▶ _WHAT THE TASK REQUIRES_
Copy the data word for word, keeping every line.

▶ _GIVEN RECORDS_

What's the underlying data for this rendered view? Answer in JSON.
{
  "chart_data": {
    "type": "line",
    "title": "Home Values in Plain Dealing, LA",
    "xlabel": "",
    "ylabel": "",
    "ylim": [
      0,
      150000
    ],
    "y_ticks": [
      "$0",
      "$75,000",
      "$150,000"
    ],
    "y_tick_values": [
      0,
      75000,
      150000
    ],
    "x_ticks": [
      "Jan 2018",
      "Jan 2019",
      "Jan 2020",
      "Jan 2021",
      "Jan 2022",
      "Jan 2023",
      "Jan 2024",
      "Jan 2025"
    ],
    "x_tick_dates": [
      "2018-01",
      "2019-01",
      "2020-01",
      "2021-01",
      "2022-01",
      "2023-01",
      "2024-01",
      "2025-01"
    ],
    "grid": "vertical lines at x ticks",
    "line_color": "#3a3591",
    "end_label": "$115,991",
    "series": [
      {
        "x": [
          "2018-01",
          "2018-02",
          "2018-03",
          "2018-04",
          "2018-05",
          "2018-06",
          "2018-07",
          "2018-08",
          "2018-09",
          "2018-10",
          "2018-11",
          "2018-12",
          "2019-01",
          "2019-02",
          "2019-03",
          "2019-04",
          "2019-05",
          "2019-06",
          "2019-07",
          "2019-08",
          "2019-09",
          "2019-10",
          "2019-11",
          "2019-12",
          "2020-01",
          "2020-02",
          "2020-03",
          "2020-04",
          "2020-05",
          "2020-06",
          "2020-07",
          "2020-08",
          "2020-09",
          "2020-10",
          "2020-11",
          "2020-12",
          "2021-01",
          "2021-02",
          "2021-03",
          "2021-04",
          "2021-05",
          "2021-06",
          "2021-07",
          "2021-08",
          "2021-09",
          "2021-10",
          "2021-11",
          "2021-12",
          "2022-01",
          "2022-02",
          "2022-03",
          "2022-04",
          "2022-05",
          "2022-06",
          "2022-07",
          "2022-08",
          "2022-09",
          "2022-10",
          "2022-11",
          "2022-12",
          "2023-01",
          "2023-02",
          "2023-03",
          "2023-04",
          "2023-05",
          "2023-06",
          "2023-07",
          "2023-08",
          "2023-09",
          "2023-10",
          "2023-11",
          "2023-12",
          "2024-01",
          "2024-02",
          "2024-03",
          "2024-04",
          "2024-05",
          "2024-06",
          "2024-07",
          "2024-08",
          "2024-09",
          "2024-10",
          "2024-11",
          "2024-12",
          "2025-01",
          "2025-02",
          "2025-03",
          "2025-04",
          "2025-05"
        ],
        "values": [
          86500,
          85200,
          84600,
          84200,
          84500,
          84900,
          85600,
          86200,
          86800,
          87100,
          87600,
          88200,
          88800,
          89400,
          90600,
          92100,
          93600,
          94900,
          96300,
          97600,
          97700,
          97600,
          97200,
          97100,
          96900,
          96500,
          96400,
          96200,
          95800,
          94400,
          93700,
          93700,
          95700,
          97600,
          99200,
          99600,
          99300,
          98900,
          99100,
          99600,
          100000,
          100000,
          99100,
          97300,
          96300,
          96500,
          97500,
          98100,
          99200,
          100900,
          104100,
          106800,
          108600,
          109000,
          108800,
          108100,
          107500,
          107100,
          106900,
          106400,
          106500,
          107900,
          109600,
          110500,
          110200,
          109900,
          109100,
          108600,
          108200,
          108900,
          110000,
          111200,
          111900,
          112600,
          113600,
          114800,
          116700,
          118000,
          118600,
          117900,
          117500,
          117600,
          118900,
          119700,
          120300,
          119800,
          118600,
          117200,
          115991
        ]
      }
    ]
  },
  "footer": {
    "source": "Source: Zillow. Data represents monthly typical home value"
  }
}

▶ _COMPLETE RESPONSE_
What's the underlying data for this rendered view? Answer in JSON.
{
  "chart_data": {
    "type": "line",
    "title": "Home Values in Plain Dealing, LA",
    "xlabel": "",
    "ylabel": "",
    "ylim": [
      0,
      150000
    ],
    "y_ticks": [
      "$0",
      "$75,000",
      "$150,000"
    ],
    "y_tick_values": [
      0,
      75000,
      150000
    ],
    "x_ticks": [
      "Jan 2018",
      "Jan 2019",
      "Jan 2020",
      "Jan 2021",
      "Jan 2022",
      "Jan 2023",
      "Jan 2024",
      "Jan 2025"
    ],
    "x_tick_dates": [
      "2018-01",
      "2019-01",
      "2020-01",
      "2021-01",
      "2022-01",
      "2023-01",
      "2024-01",
      "2025-01"
    ],
    "grid": "vertical lines at x ticks",
    "line_color": "#3a3591",
    "end_label": "$115,991",
    "series": [
      {
        "x": [
          "2018-01",
          "2018-02",
          "2018-03",
          "2018-04",
          "2018-05",
          "2018-06",
          "2018-07",
          "2018-08",
          "2018-09",
          "2018-10",
          "2018-11",
          "2018-12",
          "2019-01",
          "2019-02",
          "2019-03",
          "2019-04",
          "2019-05",
          "2019-06",
          "2019-07",
          "2019-08",
          "2019-09",
          "2019-10",
          "2019-11",
          "2019-12",
          "2020-01",
          "2020-02",
          "2020-03",
          "2020-04",
          "2020-05",
          "2020-06",
          "2020-07",
          "2020-08",
          "2020-09",
          "2020-10",
          "2020-11",
          "2020-12",
          "2021-01",
          "2021-02",
          "2021-03",
          "2021-04",
          "2021-05",
          "2021-06",
          "2021-07",
          "2021-08",
          "2021-09",
          "2021-10",
          "2021-11",
          "2021-12",
          "2022-01",
          "2022-02",
          "2022-03",
          "2022-04",
          "2022-05",
          "2022-06",
          "2022-07",
          "2022-08",
          "2022-09",
          "2022-10",
          "2022-11",
          "2022-12",
          "2023-01",
          "2023-02",
          "2023-03",
          "2023-04",
          "2023-05",
          "2023-06",
          "2023-07",
          "2023-08",
          "2023-09",
          "2023-10",
          "2023-11",
          "2023-12",
          "2024-01",
          "2024-02",
          "2024-03",
          "2024-04",
          "2024-05",
          "2024-06",
          "2024-07",
          "2024-08",
          "2024-09",
          "2024-10",
          "2024-11",
          "2024-12",
          "2025-01",
          "2025-02",
          "2025-03",
          "2025-04",
          "2025-05"
        ],
        "values": [
          86500,
          85200,
          84600,
          84200,
          84500,
          84900,
          85600,
          86200,
          86800,
          87100,
          87600,
          88200,
          88800,
          89400,
          90600,
          92100,
          93600,
          94900,
          96300,
          97600,
          97700,
          97600,
          97200,
          97100,
          96900,
          96500,
          96400,
          96200,
          95800,
          94400,
          93700,
          93700,
          95700,
          97600,
          99200,
          99600,
          99300,
          98900,
          99100,
          99600,
          100000,
          100000,
          99100,
          97300,
          96300,
          96500,
          97500,
          98100,
          99200,
          100900,
          104100,
          106800,
          108600,
          109000,
          108800,
          108100,
          107500,
          107100,
          106900,
          106400,
          106500,
          107900,
          109600,
          110500,
          110200,
          109900,
          109100,
          108600,
          108200,
          108900,
          110000,
          111200,
          111900,
          112600,
          113600,
          114800,
          116700,
          118000,
          118600,
          117900,
          117500,
          117600,
          118900,
          119700,
          120300,
          119800,
          118600,
          117200,
          115991
        ]
      }
    ]
  },
  "footer": {
    "source": "Source: Zillow. Data represents monthly typical home value"
  }
}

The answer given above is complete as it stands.